**TASK BRIEF**
Output all records precisely as written.

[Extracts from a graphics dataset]
===

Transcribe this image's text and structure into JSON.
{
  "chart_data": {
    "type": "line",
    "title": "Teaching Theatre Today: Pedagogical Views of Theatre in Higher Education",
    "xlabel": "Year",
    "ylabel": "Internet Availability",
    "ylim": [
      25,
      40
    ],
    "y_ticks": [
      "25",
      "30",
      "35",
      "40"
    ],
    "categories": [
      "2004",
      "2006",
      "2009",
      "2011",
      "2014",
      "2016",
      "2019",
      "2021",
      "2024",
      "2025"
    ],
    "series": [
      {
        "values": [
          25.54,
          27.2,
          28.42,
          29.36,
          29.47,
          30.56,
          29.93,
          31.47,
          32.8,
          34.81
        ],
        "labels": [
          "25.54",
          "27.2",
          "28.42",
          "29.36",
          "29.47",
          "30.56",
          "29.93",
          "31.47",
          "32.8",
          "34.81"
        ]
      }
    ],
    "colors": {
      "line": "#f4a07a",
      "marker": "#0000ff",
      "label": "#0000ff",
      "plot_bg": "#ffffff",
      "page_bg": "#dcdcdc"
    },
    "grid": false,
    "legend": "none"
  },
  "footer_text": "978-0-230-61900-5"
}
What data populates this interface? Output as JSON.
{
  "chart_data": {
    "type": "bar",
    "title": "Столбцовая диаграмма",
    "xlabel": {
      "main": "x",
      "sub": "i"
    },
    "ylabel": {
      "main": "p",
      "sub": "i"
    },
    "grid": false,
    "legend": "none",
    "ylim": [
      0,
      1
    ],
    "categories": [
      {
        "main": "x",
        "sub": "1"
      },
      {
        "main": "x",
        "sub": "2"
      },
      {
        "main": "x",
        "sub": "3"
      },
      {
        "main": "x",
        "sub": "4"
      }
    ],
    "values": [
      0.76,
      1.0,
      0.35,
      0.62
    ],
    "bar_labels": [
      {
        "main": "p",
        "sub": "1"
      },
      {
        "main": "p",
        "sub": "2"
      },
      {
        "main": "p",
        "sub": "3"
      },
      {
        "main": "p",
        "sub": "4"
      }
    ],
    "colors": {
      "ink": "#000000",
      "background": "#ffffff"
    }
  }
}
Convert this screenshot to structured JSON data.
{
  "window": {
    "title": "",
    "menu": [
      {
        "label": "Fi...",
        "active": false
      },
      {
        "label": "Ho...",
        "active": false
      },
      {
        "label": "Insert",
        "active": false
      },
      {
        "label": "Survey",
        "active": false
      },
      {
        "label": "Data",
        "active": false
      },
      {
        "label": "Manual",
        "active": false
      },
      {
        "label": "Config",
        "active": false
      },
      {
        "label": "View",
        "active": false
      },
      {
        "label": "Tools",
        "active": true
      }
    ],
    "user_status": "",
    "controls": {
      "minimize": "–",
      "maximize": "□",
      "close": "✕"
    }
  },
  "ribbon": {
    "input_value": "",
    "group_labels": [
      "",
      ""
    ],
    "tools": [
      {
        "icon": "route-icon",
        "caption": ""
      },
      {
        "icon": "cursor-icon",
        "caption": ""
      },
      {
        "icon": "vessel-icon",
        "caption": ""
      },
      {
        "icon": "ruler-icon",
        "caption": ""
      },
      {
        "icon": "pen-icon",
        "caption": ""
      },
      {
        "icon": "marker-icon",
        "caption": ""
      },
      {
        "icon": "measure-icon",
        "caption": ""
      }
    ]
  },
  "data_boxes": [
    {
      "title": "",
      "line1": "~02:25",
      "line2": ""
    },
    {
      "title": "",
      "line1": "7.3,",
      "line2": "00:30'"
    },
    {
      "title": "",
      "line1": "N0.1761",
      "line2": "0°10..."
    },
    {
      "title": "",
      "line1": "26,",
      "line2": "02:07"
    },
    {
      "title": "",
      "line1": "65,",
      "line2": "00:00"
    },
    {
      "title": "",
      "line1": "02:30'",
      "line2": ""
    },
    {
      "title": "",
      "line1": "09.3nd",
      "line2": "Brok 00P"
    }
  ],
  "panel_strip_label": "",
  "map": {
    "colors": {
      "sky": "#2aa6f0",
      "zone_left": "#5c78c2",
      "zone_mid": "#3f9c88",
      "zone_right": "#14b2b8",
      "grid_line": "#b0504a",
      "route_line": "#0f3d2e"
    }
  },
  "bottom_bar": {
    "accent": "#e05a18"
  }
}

===

**TASK RESULT**
Transcribe this image's text and structure into JSON.
{
  "chart_data": {
    "type": "line",
    "title": "Teaching Theatre Today: Pedagogical Views of Theatre in Higher Education",
    "xlabel": "Year",
    "ylabel": "Internet Availability",
    "ylim": [
      25,
      40
    ],
    "y_ticks": [
      "25",
      "30",
      "35",
      "40"
    ],
    "categories": [
      "2004",
      "2006",
      "2009",
      "2011",
      "2014",
      "2016",
      "2019",
      "2021",
      "2024",
      "2025"
    ],
    "series": [
      {
        "values": [
          25.54,
          27.2,
          28.42,
          29.36,
          29.47,
          30.56,
          29.93,
          31.47,
          32.8,
          34.81
        ],
        "labels": [
          "25.54",
          "27.2",
          "28.42",
          "29.36",
          "29.47",
          "30.56",
          "29.93",
          "31.47",
          "32.8",
          "34.81"
        ]
      }
    ],
    "colors": {
      "line": "#f4a07a",
      "marker": "#0000ff",
      "label": "#0000ff",
      "plot_bg": "#ffffff",
      "page_bg": "#dcdcdc"
    },
    "grid": false,
    "legend": "none"
  },
  "footer_text": "978-0-230-61900-5"
}
What data populates this interface? Output as JSON.
{
  "chart_data": {
    "type": "bar",
    "title": "Столбцовая диаграмма",
    "xlabel": {
      "main": "x",
      "sub": "i"
    },
    "ylabel": {
      "main": "p",
      "sub": "i"
    },
    "grid": false,
    "legend": "none",
    "ylim": [
      0,
      1
    ],
    "categories": [
      {
        "main": "x",
        "sub": "1"
      },
      {
        "main": "x",
        "sub": "2"
      },
      {
        "main": "x",
        "sub": "3"
      },
      {
        "main": "x",
        "sub": "4"
      }
    ],
    "values": [
      0.76,
      1.0,
      0.35,
      0.62
    ],
    "bar_labels": [
      {
        "main": "p",
        "sub": "1"
      },
      {
        "main": "p",
        "sub": "2"
      },
      {
        "main": "p",
        "sub": "3"
      },
      {
        "main": "p",
        "sub": "4"
      }
    ],
    "colors": {
      "ink": "#000000",
      "background": "#ffffff"
    }
  }
}
Convert this screenshot to structured JSON data.
{
  "window": {
    "title": "",
    "menu": [
      {
        "label": "Fi...",
        "active": false
      },
      {
        "label": "Ho...",
        "active": false
      },
      {
        "label": "Insert",
        "active": false
      },
      {
        "label": "Survey",
        "active": false
      },
      {
        "label": "Data",
        "active": false
      },
      {
        "label": "Manual",
        "active": false
      },
      {
        "label": "Config",
        "active": false
      },
      {
        "label": "View",
        "active": false
      },
      {
        "label": "Tools",
        "active": true
      }
    ],
    "user_status": "",
    "controls": {
      "minimize": "–",
      "maximize": "□",
      "close": "✕"
    }
  },
  "ribbon": {
    "input_value": "",
    "group_labels": [
      "",
      ""
    ],
    "tools": [
      {
        "icon": "route-icon",
        "caption": ""
      },
      {
        "icon": "cursor-icon",
        "caption": ""
      },
      {
        "icon": "vessel-icon",
        "caption": ""
      },
      {
        "icon": "ruler-icon",
        "caption": ""
      },
      {
        "icon": "pen-icon",
        "caption": ""
      },
      {
        "icon": "marker-icon",
        "caption": ""
      },
      {
        "icon": "measure-icon",
        "caption": ""
      }
    ]
  },
  "data_boxes": [
    {
      "title": "",
      "line1": "~02:25",
      "line2": ""
    },
    {
      "title": "",
      "line1": "7.3,",
      "line2": "00:30'"
    },
    {
      "title": "",
      "line1": "N0.1761",
      "line2": "0°10..."
    },
    {
      "title": "",
      "line1": "26,",
      "line2": "02:07"
    },
    {
      "title": "",
      "line1": "65,",
      "line2": "00:00"
    },
    {
      "title": "",
      "line1": "02:30'",
      "line2": ""
    },
    {
      "title": "",
      "line1": "09.3nd",
      "line2": "Brok 00P"
    }
  ],
  "panel_strip_label": "",
  "map": {
    "colors": {
      "sky": "#2aa6f0",
      "zone_left": "#5c78c2",
      "zone_mid": "#3f9c88",
      "zone_right": "#14b2b8",
      "grid_line": "#b0504a",
      "route_line": "#0f3d2e"
    }
  },
  "bottom_bar": {
    "accent": "#e05a18"
  }
}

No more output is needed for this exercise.